* _摘录_:

● ● ● ●

该模块主要的类有CookieJar（cookie只能存储在内存中）、FileCookieJar（cookie可以存储在文件中,由CookieJar派生来）、MozillaCookieJar、LWPCookieJar，其中MozillaCookieJar和LWPCookieJar继承自FileCookieJar，两者很类似。

通过登录方式动态获取cookie，访问大鹏人人网首页

from urllib import request
from urllib import parse
from http.cookiejar import CookieJar

# 1、登录
# 1.1 创建一个cookiejar对象
cookiejar = CookieJar()
# 1.2 使用cookiejar创建一个HTTPCookieProcess对象
handler=request.HTTPCookieProcessor(cookiejar)
# 1.3 使用上一步创建的handler创建一个opener
opener = request.build_opener(handler)
# 1.4 使用opener发送登录的请求（人人网的邮箱和密码）
headers = {
'User-Agent':"Mozilla/5.0 (Windows NT 10.0; Win64; x64) AppleWebKit/537.36 (KHTML, like Gecko) Chrome/70.0.3538.67 Safari/537.36"  
#在火狐浏览器中由于字符太长，省略中间信息，导致复制了(...)，最终报错：UnicodeEncodeError: 'latin-1' codec can't encode character '\u2026' in position 30: ordinal not in range(256)，解决办法：在chrome中的请求头中复制该信息
}
data={
'email':"15116475571",
'password':"caiyijunxpy"
}
login_url = "http://www.renren.com/PLogin.do"  # 地址错误报：HTTPError: /sysHome
req=request.Request(login_url,data=parse.urlencode(data).encode('utf-8'),headers=headers)
opener.open(req)
 # 2 访问个人主页
 dapeng_url = "http://www.renren.com/880151247/profile"
 req = request.Request(dapeng_url,headers=headers)
 resp = opener.open(req)
 with open('dapeng.html','w',encoding='utf-8') as f:
     f.write(resp.read().decode('utf-8'))

将上面代码写成函数显示

from urllib import request
from urllib import parse
from http.cookiejar import CookieJar

   headers = {
    'User-Agent':"Mozilla/5.0 (Windows NT 10.0; Win64; x64) AppleWebKit/537.36 (KHTML, like Gecko) Chrome/70.0.3538.67 Safari/537.36"  
    #在火狐浏览器中由于字符太长，省略中间信息，导致复制了(...)，最终报错：UnicodeEncodeError: 'latin-1' codec can't encode character '\u2026' in position 30: ordinal not in range(256)，解决办法：在chrome中的请求头中复制该信息
}

def get_opener():
    # 1、登录
    # 1.1 创建一个cookiejar对象
    cookiejar = CookieJar()
    # 1.2 使用cookiejar创建一个HTTPCookieProcessor对象
    handler=request.HTTPCookieProcessor(cookiejar)
    # 1.3 使用上一步创建的handler创建一个opener
    opener = request.build_opener(handler)

● ● ● ●

* _条目_:
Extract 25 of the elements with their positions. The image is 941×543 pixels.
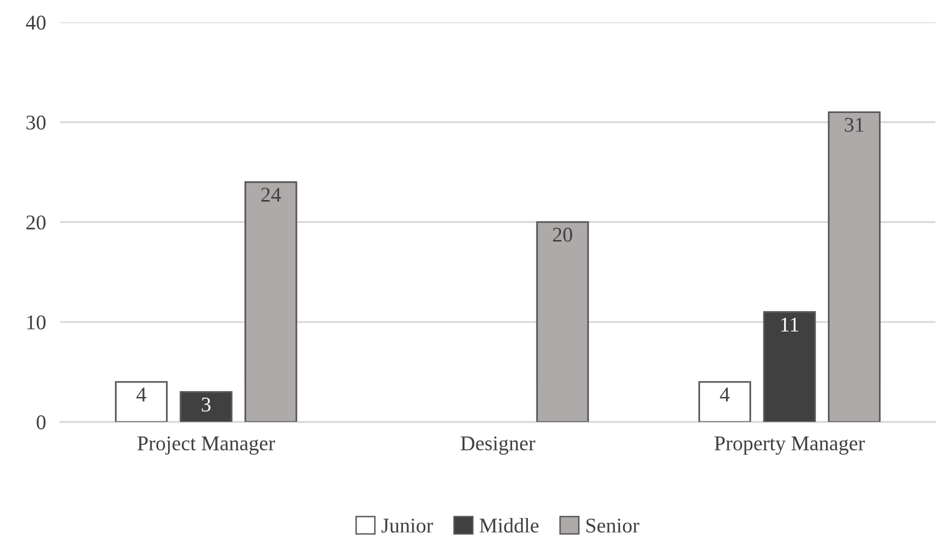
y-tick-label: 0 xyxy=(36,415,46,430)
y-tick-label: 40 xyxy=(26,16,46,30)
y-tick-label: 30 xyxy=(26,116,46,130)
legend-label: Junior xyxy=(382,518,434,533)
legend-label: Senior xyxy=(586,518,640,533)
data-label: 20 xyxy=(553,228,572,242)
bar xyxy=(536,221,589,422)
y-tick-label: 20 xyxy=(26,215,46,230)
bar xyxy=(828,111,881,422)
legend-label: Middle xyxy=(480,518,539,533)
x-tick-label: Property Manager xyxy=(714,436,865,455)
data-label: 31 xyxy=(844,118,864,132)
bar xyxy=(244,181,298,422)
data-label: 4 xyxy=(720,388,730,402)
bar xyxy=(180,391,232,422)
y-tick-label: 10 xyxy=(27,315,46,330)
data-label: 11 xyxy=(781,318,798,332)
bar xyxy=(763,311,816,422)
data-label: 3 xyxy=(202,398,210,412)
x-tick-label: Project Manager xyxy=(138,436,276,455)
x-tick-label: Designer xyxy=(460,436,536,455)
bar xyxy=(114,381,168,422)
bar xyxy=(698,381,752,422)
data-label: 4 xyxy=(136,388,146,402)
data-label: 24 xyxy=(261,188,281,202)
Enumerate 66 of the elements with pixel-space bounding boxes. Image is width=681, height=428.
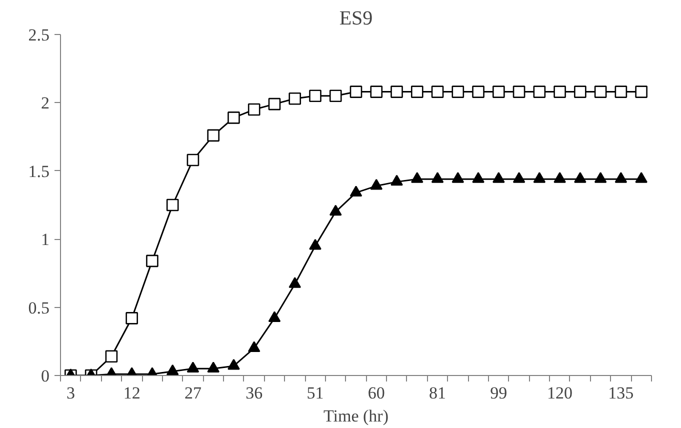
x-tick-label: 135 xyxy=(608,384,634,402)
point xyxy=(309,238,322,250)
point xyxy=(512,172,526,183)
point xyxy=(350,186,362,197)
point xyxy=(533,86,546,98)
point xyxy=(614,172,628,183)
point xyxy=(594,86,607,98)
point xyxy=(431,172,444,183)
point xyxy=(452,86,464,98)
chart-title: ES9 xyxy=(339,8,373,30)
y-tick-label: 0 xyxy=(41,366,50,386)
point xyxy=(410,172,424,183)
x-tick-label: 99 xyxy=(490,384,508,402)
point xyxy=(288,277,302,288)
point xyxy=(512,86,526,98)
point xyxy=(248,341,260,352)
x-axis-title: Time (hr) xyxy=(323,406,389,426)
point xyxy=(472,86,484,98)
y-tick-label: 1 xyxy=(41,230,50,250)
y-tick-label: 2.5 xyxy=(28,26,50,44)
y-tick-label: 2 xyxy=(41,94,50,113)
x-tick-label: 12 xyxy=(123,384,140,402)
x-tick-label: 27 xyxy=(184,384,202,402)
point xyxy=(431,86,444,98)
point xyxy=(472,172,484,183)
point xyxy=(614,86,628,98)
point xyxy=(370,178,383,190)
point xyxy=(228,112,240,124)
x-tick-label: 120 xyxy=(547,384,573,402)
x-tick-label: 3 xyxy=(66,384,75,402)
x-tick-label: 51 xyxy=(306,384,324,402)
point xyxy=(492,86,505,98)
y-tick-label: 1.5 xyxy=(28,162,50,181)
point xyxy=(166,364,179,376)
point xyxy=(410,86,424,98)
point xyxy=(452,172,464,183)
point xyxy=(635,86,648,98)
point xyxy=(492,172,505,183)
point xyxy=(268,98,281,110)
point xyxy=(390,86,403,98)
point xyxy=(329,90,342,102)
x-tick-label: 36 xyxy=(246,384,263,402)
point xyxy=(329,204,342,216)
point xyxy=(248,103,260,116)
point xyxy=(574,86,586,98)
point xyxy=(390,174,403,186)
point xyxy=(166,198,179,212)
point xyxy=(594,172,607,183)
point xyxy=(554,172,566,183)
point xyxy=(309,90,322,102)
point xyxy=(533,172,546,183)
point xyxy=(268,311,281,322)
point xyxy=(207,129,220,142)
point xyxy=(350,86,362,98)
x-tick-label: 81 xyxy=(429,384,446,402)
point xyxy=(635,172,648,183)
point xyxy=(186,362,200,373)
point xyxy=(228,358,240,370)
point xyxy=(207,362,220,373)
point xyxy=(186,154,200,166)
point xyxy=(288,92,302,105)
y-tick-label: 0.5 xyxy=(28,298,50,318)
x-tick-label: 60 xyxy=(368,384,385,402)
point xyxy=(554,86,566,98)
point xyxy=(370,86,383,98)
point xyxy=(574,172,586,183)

● ● ● ●

* _任务要求_:
请改写摘录中的一段：从含有“该模块主要的类有Cookie”的地方开始，到“okieJar，两者很类似。”为止，并把其中的“内存”替换为“磁盘”。

* _任务答复_:
该模块主要的类有CookieJar（cookie只能存储在磁盘中）、FileCookieJar（cookie可以存储在文件中,由CookieJar派生来）、MozillaCookieJar、LWPCookieJar，其中MozillaCookieJar和LWPCookieJar继承自FileCookieJar，两者很类似。